*What to produce*.
Return the records that follow unaltered. Omit every picture.

------

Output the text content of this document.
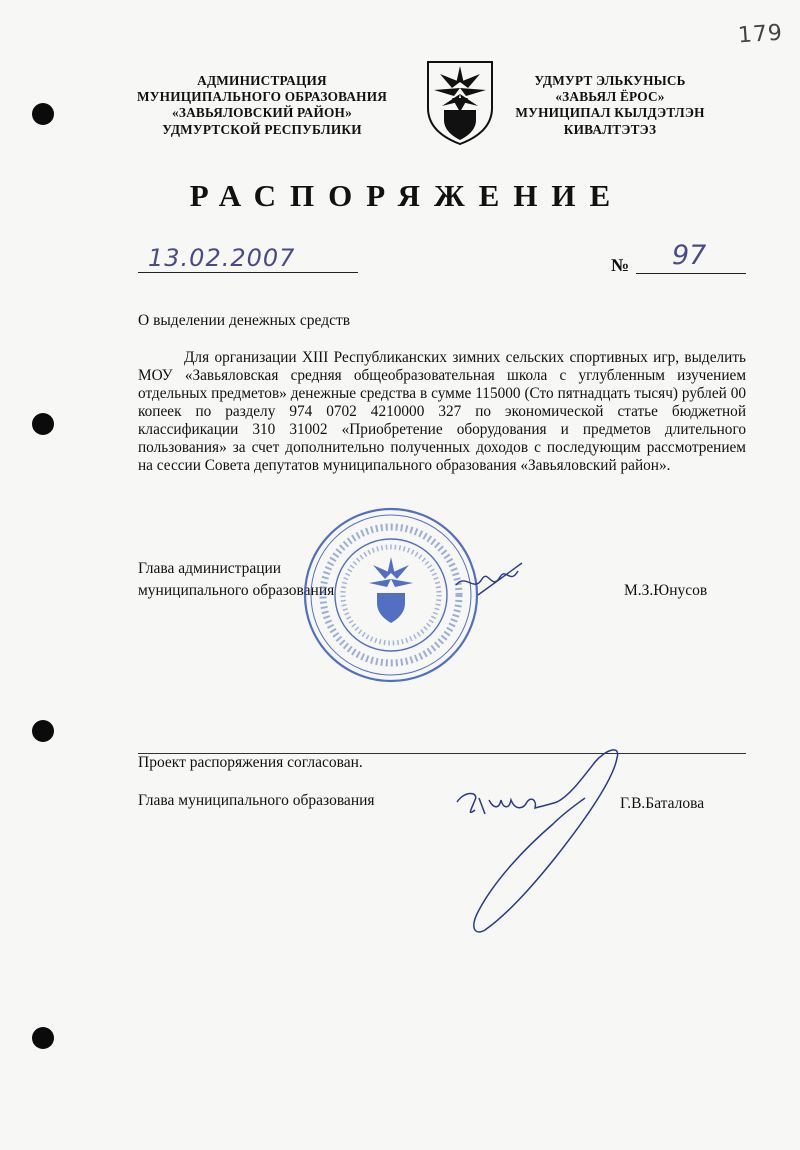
179
АДМИНИСТРАЦИЯ
МУНИЦИПАЛЬНОГО ОБРАЗОВАНИЯ
«ЗАВЬЯЛОВСКИЙ РАЙОН»
УДМУРТСКОЙ РЕСПУБЛИКИ
УДМУРТ ЭЛЬКУНЫСЬ
«ЗАВЬЯЛ ЁРОС»
МУНИЦИПАЛ КЫЛДЭТЛЭН
КИВАЛТЭТЭЗ
РАСПОРЯЖЕНИЕ
13.02.2007	№ 97
О выделении денежных средств
Для организации XIII Республиканских зимних сельских спортивных игр, выделить МОУ «Завьяловская средняя общеобразовательная школа с углубленным изучением отдельных предметов» денежные средства в сумме 115000 (Сто пятнадцать тысяч) рублей 00 копеек по разделу 974 0702 4210000 327 по экономической статье бюджетной классификации 310 31002 «Приобретение оборудования и предметов длительного пользования» за счет дополнительно полученных доходов с последующим рассмотрением на сессии Совета депутатов муниципального образования «Завьяловский район».
Глава администрации
муниципального образования	М.З.Юнусов
Проект распоряжения согласован.
Глава муниципального образования	Г.В.Баталова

------

*Result for this exercise*.
Output the text content of this document.
179
АДМИНИСТРАЦИЯ
МУНИЦИПАЛЬНОГО ОБРАЗОВАНИЯ
«ЗАВЬЯЛОВСКИЙ РАЙОН»
УДМУРТСКОЙ РЕСПУБЛИКИ
УДМУРТ ЭЛЬКУНЫСЬ
«ЗАВЬЯЛ ЁРОС»
МУНИЦИПАЛ КЫЛДЭТЛЭН
КИВАЛТЭТЭЗ
РАСПОРЯЖЕНИЕ
13.02.2007	№ 97
О выделении денежных средств
Для организации XIII Республиканских зимних сельских спортивных игр, выделить МОУ «Завьяловская средняя общеобразовательная школа с углубленным изучением отдельных предметов» денежные средства в сумме 115000 (Сто пятнадцать тысяч) рублей 00 копеек по разделу 974 0702 4210000 327 по экономической статье бюджетной классификации 310 31002 «Приобретение оборудования и предметов длительного пользования» за счет дополнительно полученных доходов с последующим рассмотрением на сессии Совета депутатов муниципального образования «Завьяловский район».
Глава администрации
муниципального образования	М.З.Юнусов
Проект распоряжения согласован.
Глава муниципального образования	Г.В.Баталова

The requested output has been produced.